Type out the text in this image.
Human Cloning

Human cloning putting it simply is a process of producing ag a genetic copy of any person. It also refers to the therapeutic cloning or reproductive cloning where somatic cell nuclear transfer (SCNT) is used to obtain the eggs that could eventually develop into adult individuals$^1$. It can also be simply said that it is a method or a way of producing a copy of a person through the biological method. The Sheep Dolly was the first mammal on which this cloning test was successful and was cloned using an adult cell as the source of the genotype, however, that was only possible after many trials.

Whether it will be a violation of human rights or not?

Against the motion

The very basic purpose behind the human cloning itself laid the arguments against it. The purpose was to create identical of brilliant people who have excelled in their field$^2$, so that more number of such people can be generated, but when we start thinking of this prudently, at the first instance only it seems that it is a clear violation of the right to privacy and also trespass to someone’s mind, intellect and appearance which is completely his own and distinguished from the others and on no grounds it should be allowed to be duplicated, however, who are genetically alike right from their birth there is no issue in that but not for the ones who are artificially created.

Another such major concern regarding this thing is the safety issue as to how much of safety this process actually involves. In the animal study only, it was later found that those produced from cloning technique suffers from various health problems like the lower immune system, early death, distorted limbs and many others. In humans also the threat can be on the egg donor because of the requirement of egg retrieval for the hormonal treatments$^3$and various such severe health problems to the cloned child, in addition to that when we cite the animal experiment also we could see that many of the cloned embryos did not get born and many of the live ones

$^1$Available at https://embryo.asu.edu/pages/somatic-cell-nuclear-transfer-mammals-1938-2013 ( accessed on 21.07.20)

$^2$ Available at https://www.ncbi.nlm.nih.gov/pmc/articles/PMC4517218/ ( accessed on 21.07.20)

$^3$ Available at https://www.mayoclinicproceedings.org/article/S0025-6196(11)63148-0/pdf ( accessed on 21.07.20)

+--

▶ Exercise directions: Lines containing the string "such" should be counted; reply with their number and nothing more.

▶ Task answer: 2